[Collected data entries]
= = = = = = =

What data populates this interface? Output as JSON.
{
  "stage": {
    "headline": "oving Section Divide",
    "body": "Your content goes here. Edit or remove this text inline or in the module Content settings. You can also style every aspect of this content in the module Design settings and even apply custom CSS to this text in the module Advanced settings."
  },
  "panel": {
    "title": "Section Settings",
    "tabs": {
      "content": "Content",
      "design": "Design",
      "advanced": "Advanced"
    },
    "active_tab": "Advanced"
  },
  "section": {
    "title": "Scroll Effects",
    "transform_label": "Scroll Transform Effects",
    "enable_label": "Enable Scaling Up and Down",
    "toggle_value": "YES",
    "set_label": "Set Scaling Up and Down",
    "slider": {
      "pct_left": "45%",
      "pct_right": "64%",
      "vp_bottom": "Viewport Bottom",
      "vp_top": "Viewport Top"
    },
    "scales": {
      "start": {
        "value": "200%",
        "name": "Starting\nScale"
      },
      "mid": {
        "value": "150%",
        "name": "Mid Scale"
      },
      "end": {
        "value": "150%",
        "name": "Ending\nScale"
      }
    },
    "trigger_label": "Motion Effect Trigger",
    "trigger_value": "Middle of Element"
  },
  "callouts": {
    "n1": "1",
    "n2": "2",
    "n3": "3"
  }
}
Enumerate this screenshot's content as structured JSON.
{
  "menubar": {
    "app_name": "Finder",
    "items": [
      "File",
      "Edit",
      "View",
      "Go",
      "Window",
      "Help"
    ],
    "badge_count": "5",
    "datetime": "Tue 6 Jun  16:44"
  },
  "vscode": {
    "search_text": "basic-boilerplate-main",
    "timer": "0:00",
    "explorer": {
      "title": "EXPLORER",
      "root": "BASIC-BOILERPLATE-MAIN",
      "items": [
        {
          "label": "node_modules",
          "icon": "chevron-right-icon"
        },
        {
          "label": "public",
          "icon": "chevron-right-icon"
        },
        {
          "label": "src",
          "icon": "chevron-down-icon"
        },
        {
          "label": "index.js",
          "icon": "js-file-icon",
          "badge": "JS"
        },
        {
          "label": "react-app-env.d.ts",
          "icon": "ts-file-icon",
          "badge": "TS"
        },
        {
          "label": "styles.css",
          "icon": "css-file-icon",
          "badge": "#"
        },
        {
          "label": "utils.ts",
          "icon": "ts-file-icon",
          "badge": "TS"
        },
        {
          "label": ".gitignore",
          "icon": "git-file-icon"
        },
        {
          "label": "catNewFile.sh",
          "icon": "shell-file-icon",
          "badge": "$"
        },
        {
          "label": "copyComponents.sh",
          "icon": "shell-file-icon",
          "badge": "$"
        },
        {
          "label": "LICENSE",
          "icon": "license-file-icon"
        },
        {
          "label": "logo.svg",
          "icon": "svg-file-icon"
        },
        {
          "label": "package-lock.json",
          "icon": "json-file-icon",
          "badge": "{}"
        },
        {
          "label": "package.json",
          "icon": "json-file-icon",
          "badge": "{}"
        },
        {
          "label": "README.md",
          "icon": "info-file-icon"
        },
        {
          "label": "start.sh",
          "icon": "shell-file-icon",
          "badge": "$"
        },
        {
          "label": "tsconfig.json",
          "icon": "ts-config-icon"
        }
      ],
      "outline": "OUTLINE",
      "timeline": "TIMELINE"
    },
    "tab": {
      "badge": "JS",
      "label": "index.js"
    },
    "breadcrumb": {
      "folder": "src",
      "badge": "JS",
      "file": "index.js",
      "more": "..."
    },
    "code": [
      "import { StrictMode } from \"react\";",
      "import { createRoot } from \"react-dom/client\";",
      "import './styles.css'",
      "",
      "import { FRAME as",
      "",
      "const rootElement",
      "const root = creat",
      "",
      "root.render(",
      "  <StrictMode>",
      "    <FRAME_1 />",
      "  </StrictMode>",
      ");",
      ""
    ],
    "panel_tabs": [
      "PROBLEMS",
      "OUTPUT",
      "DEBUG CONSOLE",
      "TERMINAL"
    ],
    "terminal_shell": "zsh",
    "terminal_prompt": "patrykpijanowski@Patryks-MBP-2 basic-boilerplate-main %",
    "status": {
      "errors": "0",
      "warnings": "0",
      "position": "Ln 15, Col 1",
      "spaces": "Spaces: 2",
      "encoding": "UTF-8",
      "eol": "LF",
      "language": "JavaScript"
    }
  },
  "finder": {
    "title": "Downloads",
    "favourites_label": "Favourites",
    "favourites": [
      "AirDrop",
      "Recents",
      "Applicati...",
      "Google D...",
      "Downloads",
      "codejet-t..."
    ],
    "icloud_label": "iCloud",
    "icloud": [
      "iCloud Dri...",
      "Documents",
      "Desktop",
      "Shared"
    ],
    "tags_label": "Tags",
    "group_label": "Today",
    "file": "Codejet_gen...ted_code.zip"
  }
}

= = = = = = =

**Exercise aim:** Check every line for "Scaling" and show the ones that have it.

**The solution:**
    "enable_label": "Enable Scaling Up and Down",
    "set_label": "Set Scaling Up and Down",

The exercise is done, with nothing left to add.